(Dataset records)
===============

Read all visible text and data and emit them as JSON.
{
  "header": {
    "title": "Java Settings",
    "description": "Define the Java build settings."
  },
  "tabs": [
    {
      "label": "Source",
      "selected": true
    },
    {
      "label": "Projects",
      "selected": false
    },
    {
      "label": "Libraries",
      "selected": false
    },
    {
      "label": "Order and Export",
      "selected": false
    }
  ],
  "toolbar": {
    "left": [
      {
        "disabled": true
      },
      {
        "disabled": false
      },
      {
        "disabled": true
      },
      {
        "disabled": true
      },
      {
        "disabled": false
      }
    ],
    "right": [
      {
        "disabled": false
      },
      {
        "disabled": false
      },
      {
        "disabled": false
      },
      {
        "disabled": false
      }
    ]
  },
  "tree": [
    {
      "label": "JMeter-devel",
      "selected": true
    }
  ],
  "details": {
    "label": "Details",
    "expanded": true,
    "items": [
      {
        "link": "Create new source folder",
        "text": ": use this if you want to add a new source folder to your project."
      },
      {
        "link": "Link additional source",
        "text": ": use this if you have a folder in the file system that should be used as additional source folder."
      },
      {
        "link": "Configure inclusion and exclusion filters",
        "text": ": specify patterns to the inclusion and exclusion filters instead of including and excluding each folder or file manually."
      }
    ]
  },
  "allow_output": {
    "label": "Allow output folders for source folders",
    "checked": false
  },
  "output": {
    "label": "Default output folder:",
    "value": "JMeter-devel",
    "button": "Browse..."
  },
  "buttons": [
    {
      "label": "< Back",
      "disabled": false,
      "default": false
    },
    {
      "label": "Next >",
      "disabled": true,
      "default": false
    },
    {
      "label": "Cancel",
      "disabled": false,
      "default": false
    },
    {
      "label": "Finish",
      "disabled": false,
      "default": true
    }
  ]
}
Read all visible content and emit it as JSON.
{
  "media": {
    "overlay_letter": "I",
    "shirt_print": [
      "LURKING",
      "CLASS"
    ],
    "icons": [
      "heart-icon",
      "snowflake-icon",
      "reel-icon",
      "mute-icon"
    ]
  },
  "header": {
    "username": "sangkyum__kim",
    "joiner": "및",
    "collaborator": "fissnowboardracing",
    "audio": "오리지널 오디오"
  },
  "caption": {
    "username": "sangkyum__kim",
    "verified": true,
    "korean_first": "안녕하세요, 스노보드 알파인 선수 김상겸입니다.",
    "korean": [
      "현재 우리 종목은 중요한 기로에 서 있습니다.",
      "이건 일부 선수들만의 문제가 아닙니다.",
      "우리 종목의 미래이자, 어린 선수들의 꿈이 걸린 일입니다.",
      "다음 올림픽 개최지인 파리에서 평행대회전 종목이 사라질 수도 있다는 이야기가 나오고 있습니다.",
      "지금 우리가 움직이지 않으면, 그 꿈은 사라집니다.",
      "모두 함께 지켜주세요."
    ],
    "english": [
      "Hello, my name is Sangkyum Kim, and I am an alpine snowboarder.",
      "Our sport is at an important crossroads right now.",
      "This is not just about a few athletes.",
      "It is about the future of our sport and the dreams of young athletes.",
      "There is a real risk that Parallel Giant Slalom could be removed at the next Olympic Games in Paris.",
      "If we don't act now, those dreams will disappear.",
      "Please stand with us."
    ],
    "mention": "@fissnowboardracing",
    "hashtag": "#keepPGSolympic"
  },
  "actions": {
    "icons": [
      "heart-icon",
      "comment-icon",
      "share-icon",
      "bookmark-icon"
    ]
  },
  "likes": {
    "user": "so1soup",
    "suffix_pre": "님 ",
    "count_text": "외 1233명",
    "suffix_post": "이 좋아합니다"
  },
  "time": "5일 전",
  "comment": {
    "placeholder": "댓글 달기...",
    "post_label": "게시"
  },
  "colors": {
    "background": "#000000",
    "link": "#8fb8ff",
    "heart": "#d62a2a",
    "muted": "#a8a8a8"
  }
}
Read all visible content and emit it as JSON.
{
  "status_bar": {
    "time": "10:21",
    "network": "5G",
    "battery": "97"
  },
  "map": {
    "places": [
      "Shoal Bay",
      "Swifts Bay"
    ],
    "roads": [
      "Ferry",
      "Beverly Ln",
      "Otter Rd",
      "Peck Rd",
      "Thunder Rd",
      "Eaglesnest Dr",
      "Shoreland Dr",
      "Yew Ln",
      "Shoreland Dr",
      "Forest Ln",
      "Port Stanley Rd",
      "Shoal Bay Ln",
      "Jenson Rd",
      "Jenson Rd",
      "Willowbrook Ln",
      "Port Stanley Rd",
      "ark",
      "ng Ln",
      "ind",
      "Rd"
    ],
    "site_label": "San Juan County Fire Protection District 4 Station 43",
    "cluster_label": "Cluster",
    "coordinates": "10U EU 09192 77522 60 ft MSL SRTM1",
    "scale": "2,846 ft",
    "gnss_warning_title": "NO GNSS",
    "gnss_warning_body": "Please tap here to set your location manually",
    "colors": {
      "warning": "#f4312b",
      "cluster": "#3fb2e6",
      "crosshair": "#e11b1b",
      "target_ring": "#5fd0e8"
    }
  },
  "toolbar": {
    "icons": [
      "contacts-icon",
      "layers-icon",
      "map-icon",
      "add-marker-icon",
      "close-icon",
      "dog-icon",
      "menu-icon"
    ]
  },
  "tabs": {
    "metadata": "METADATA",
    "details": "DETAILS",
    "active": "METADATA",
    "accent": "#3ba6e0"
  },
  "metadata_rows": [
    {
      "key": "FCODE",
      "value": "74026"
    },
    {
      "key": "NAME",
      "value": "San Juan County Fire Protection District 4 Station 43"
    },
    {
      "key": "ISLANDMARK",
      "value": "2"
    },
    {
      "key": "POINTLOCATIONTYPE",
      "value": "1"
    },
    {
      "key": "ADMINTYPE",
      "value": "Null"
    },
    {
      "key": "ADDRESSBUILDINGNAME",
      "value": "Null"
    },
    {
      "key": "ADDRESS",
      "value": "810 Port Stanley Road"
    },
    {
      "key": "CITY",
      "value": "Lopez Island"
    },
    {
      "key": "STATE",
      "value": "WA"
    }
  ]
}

===============

== Challenge ==
Please set down all the data word for word.

== Response to this exercise ==
Read all visible text and data and emit them as JSON.
{
  "header": {
    "title": "Java Settings",
    "description": "Define the Java build settings."
  },
  "tabs": [
    {
      "label": "Source",
      "selected": true
    },
    {
      "label": "Projects",
      "selected": false
    },
    {
      "label": "Libraries",
      "selected": false
    },
    {
      "label": "Order and Export",
      "selected": false
    }
  ],
  "toolbar": {
    "left": [
      {
        "disabled": true
      },
      {
        "disabled": false
      },
      {
        "disabled": true
      },
      {
        "disabled": true
      },
      {
        "disabled": false
      }
    ],
    "right": [
      {
        "disabled": false
      },
      {
        "disabled": false
      },
      {
        "disabled": false
      },
      {
        "disabled": false
      }
    ]
  },
  "tree": [
    {
      "label": "JMeter-devel",
      "selected": true
    }
  ],
  "details": {
    "label": "Details",
    "expanded": true,
    "items": [
      {
        "link": "Create new source folder",
        "text": ": use this if you want to add a new source folder to your project."
      },
      {
        "link": "Link additional source",
        "text": ": use this if you have a folder in the file system that should be used as additional source folder."
      },
      {
        "link": "Configure inclusion and exclusion filters",
        "text": ": specify patterns to the inclusion and exclusion filters instead of including and excluding each folder or file manually."
      }
    ]
  },
  "allow_output": {
    "label": "Allow output folders for source folders",
    "checked": false
  },
  "output": {
    "label": "Default output folder:",
    "value": "JMeter-devel",
    "button": "Browse..."
  },
  "buttons": [
    {
      "label": "< Back",
      "disabled": false,
      "default": false
    },
    {
      "label": "Next >",
      "disabled": true,
      "default": false
    },
    {
      "label": "Cancel",
      "disabled": false,
      "default": false
    },
    {
      "label": "Finish",
      "disabled": false,
      "default": true
    }
  ]
}
Read all visible content and emit it as JSON.
{
  "media": {
    "overlay_letter": "I",
    "shirt_print": [
      "LURKING",
      "CLASS"
    ],
    "icons": [
      "heart-icon",
      "snowflake-icon",
      "reel-icon",
      "mute-icon"
    ]
  },
  "header": {
    "username": "sangkyum__kim",
    "joiner": "및",
    "collaborator": "fissnowboardracing",
    "audio": "오리지널 오디오"
  },
  "caption": {
    "username": "sangkyum__kim",
    "verified": true,
    "korean_first": "안녕하세요, 스노보드 알파인 선수 김상겸입니다.",
    "korean": [
      "현재 우리 종목은 중요한 기로에 서 있습니다.",
      "이건 일부 선수들만의 문제가 아닙니다.",
      "우리 종목의 미래이자, 어린 선수들의 꿈이 걸린 일입니다.",
      "다음 올림픽 개최지인 파리에서 평행대회전 종목이 사라질 수도 있다는 이야기가 나오고 있습니다.",
      "지금 우리가 움직이지 않으면, 그 꿈은 사라집니다.",
      "모두 함께 지켜주세요."
    ],
    "english": [
      "Hello, my name is Sangkyum Kim, and I am an alpine snowboarder.",
      "Our sport is at an important crossroads right now.",
      "This is not just about a few athletes.",
      "It is about the future of our sport and the dreams of young athletes.",
      "There is a real risk that Parallel Giant Slalom could be removed at the next Olympic Games in Paris.",
      "If we don't act now, those dreams will disappear.",
      "Please stand with us."
    ],
    "mention": "@fissnowboardracing",
    "hashtag": "#keepPGSolympic"
  },
  "actions": {
    "icons": [
      "heart-icon",
      "comment-icon",
      "share-icon",
      "bookmark-icon"
    ]
  },
  "likes": {
    "user": "so1soup",
    "suffix_pre": "님 ",
    "count_text": "외 1233명",
    "suffix_post": "이 좋아합니다"
  },
  "time": "5일 전",
  "comment": {
    "placeholder": "댓글 달기...",
    "post_label": "게시"
  },
  "colors": {
    "background": "#000000",
    "link": "#8fb8ff",
    "heart": "#d62a2a",
    "muted": "#a8a8a8"
  }
}
Read all visible content and emit it as JSON.
{
  "status_bar": {
    "time": "10:21",
    "network": "5G",
    "battery": "97"
  },
  "map": {
    "places": [
      "Shoal Bay",
      "Swifts Bay"
    ],
    "roads": [
      "Ferry",
      "Beverly Ln",
      "Otter Rd",
      "Peck Rd",
      "Thunder Rd",
      "Eaglesnest Dr",
      "Shoreland Dr",
      "Yew Ln",
      "Shoreland Dr",
      "Forest Ln",
      "Port Stanley Rd",
      "Shoal Bay Ln",
      "Jenson Rd",
      "Jenson Rd",
      "Willowbrook Ln",
      "Port Stanley Rd",
      "ark",
      "ng Ln",
      "ind",
      "Rd"
    ],
    "site_label": "San Juan County Fire Protection District 4 Station 43",
    "cluster_label": "Cluster",
    "coordinates": "10U EU 09192 77522 60 ft MSL SRTM1",
    "scale": "2,846 ft",
    "gnss_warning_title": "NO GNSS",
    "gnss_warning_body": "Please tap here to set your location manually",
    "colors": {
      "warning": "#f4312b",
      "cluster": "#3fb2e6",
      "crosshair": "#e11b1b",
      "target_ring": "#5fd0e8"
    }
  },
  "toolbar": {
    "icons": [
      "contacts-icon",
      "layers-icon",
      "map-icon",
      "add-marker-icon",
      "close-icon",
      "dog-icon",
      "menu-icon"
    ]
  },
  "tabs": {
    "metadata": "METADATA",
    "details": "DETAILS",
    "active": "METADATA",
    "accent": "#3ba6e0"
  },
  "metadata_rows": [
    {
      "key": "FCODE",
      "value": "74026"
    },
    {
      "key": "NAME",
      "value": "San Juan County Fire Protection District 4 Station 43"
    },
    {
      "key": "ISLANDMARK",
      "value": "2"
    },
    {
      "key": "POINTLOCATIONTYPE",
      "value": "1"
    },
    {
      "key": "ADMINTYPE",
      "value": "Null"
    },
    {
      "key": "ADDRESSBUILDINGNAME",
      "value": "Null"
    },
    {
      "key": "ADDRESS",
      "value": "810 Port Stanley Road"
    },
    {
      "key": "CITY",
      "value": "Lopez Island"
    },
    {
      "key": "STATE",
      "value": "WA"
    }
  ]
}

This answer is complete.